◆ **Problem to solve**: Every line from the one that contains "What does this" to the last line of the listing below should be quoted verbatim. Pictures are excluded.

------ Dataset records ------

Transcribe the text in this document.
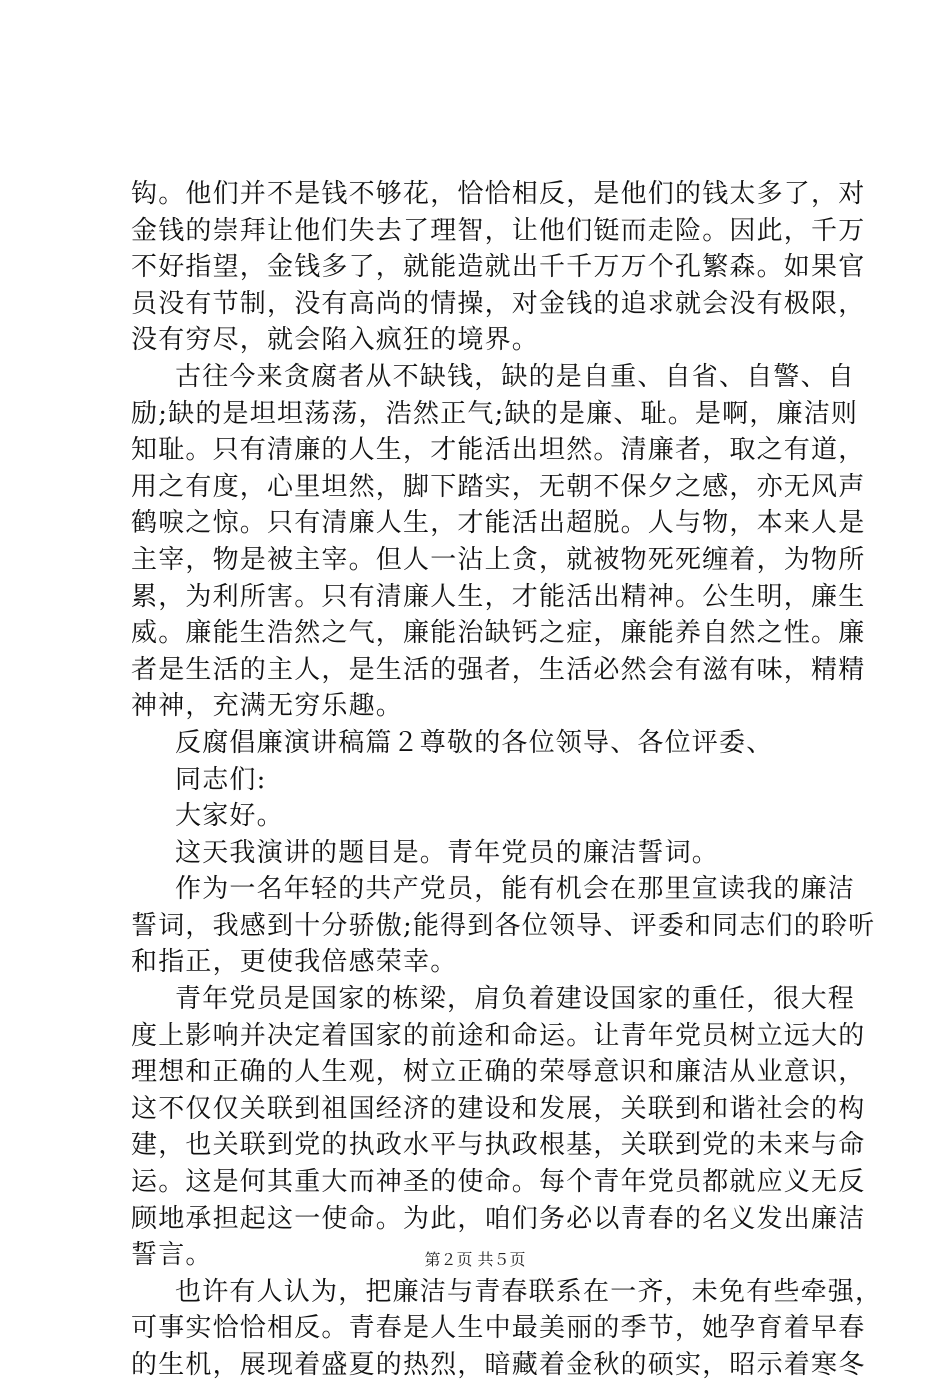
钩。他们并不是钱不够花，恰恰相反，是他们的钱太多了，对
金钱的崇拜让他们失去了理智，让他们铤而走险。因此，千万
不好指望，金钱多了，就能造就出千千万万个孔繁森。如果官
员没有节制，没有高尚的情操，对金钱的追求就会没有极限，
没有穷尽，就会陷入疯狂的境界。
古往今来贪腐者从不缺钱，缺的是自重、自省、自警、自
励;缺的是坦坦荡荡，浩然正气;缺的是廉、耻。是啊，廉洁则
知耻。只有清廉的人生，才能活出坦然。清廉者，取之有道，
用之有度，心里坦然，脚下踏实，无朝不保夕之感，亦无风声
鹤唳之惊。只有清廉人生，才能活出超脱。人与物，本来人是
主宰，物是被主宰。但人一沾上贪，就被物死死缠着，为物所
累，为利所害。只有清廉人生，才能活出精神。公生明，廉生
威。廉能生浩然之气，廉能治缺钙之症，廉能养自然之性。廉
者是生活的主人，是生活的强者，生活必然会有滋有味，精精
神神，充满无穷乐趣。
反腐倡廉演讲稿篇２尊敬的各位领导、各位评委、
同志们:
大家好。
这天我演讲的题目是。青年党员的廉洁誓词。
作为一名年轻的共产党员，能有机会在那里宣读我的廉洁
誓词，我感到十分骄傲;能得到各位领导、评委和同志们的聆听
和指正，更使我倍感荣幸。
青年党员是国家的栋梁，肩负着建设国家的重任，很大程
度上影响并决定着国家的前途和命运。让青年党员树立远大的
理想和正确的人生观，树立正确的荣辱意识和廉洁从业意识，
这不仅仅关联到祖国经济的建设和发展，关联到和谐社会的构
建，也关联到党的执政水平与执政根基，关联到党的未来与命
运。这是何其重大而神圣的使命。每个青年党员都就应义无反
顾地承担起这一使命。为此，咱们务必以青春的名义发出廉洁
誓言。
也许有人认为，把廉洁与青春联系在一齐，未免有些牵强，
可事实恰恰相反。青春是人生中最美丽的季节，她孕育着早春
的生机，展现着盛夏的热烈，暗藏着金秋的硕实，昭示着寒冬
第２页 共５页
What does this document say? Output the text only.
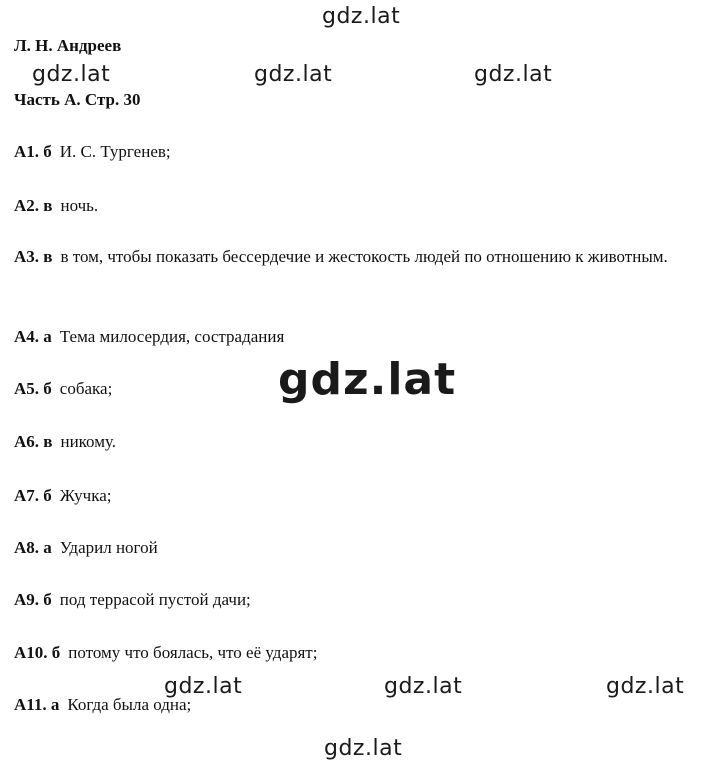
gdz.lat
gdz.lat	gdz.lat	gdz.lat
gdz.lat
gdz.lat	gdz.lat	gdz.lat
gdz.lat
Л. Н. Андреев
Часть А. Стр. 30
А1. б И. С. Тургенев;
А2. в ночь.
А3. в в том, чтобы показать бессердечие и жестокость людей по отношению к животным.
А4. а Тема милосердия, сострадания
А5. б собака;
А6. в никому.
А7. б Жучка;
А8. а Ударил ногой
А9. б под террасой пустой дачи;
А10. б потому что боялась, что её ударят;
А11. а Когда была одна;
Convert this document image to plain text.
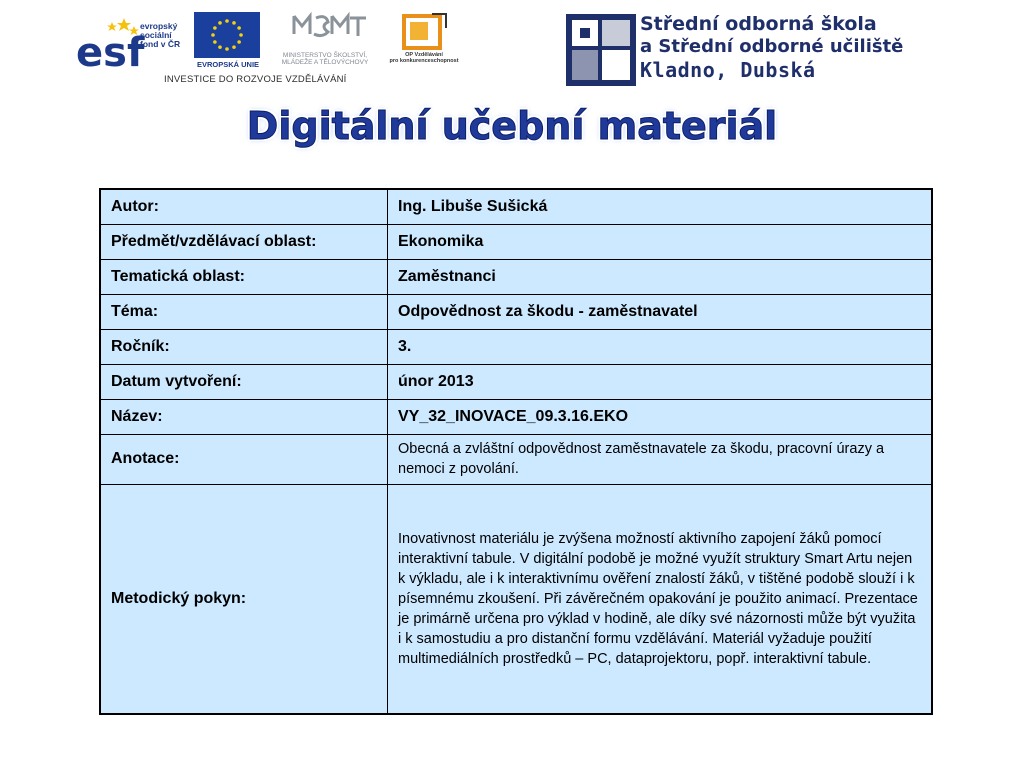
esf
evropský
sociální
fond v ČR
EVROPSKÁ UNIE
MINISTERSTVO ŠKOLSTVÍ,
MLÁDEŽE A TĚLOVÝCHOVY
OP Vzdělávání
pro konkurenceschopnost
INVESTICE DO ROZVOJE VZDĚLÁVÁNÍ
Střední odborná škola
a Střední odborné učiliště
Kladno, Dubská
Digitální učební materiál
Autor:	Ing. Libuše Sušická
Předmět/vzdělávací oblast:	Ekonomika
Tematická oblast:	Zaměstnanci
Téma:	Odpovědnost za škodu - zaměstnavatel
Ročník:	3.
Datum vytvoření:	únor 2013
Název:	VY_32_INOVACE_09.3.16.EKO
Anotace:	Obecná a zvláštní odpovědnost zaměstnavatele za škodu, pracovní úrazy a nemoci z povolání.
Metodický pokyn:	Inovativnost materiálu je zvýšena možností aktivního zapojení žáků pomocí interaktivní tabule. V digitální podobě je možné využít struktury Smart Artu nejen k výkladu, ale i k interaktivnímu ověření znalostí žáků, v tištěné podobě slouží i k písemnému zkoušení. Při závěrečném opakování je použito animací. Prezentace je primárně určena pro výklad v hodině, ale díky své názornosti může být využita i k samostudiu a pro distanční formu vzdělávání. Materiál vyžaduje použití multimediálních prostředků – PC, dataprojektoru, popř. interaktivní tabule.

------

◆ **Result for this exercise**:
What does this document say? Output the text only.
gdz.lat
gdz.lat	gdz.lat	gdz.lat
gdz.lat
gdz.lat	gdz.lat	gdz.lat
gdz.lat
Л. Н. Андреев
Часть А. Стр. 30
А1. б И. С. Тургенев;
А2. в ночь.
А3. в в том, чтобы показать бессердечие и жестокость людей по отношению к животным.
А4. а Тема милосердия, сострадания
А5. б собака;
А6. в никому.
А7. б Жучка;
А8. а Ударил ногой
А9. б под террасой пустой дачи;
А10. б потому что боялась, что её ударят;
А11. а Когда была одна;
Convert this document image to plain text.
esf
evropský
sociální
fond v ČR
EVROPSKÁ UNIE
MINISTERSTVO ŠKOLSTVÍ,
MLÁDEŽE A TĚLOVÝCHOVY
OP Vzdělávání
pro konkurenceschopnost
INVESTICE DO ROZVOJE VZDĚLÁVÁNÍ
Střední odborná škola
a Střední odborné učiliště
Kladno, Dubská
Digitální učební materiál
Autor:	Ing. Libuše Sušická
Předmět/vzdělávací oblast:	Ekonomika
Tematická oblast:	Zaměstnanci
Téma:	Odpovědnost za škodu - zaměstnavatel
Ročník:	3.
Datum vytvoření:	únor 2013
Název:	VY_32_INOVACE_09.3.16.EKO
Anotace:	Obecná a zvláštní odpovědnost zaměstnavatele za škodu, pracovní úrazy a nemoci z povolání.
Metodický pokyn:	Inovativnost materiálu je zvýšena možností aktivního zapojení žáků pomocí interaktivní tabule. V digitální podobě je možné využít struktury Smart Artu nejen k výkladu, ale i k interaktivnímu ověření znalostí žáků, v tištěné podobě slouží i k písemnému zkoušení. Při závěrečném opakování je použito animací. Prezentace je primárně určena pro výklad v hodině, ale díky své názornosti může být využita i k samostudiu a pro distanční formu vzdělávání. Materiál vyžaduje použití multimediálních prostředků – PC, dataprojektoru, popř. interaktivní tabule.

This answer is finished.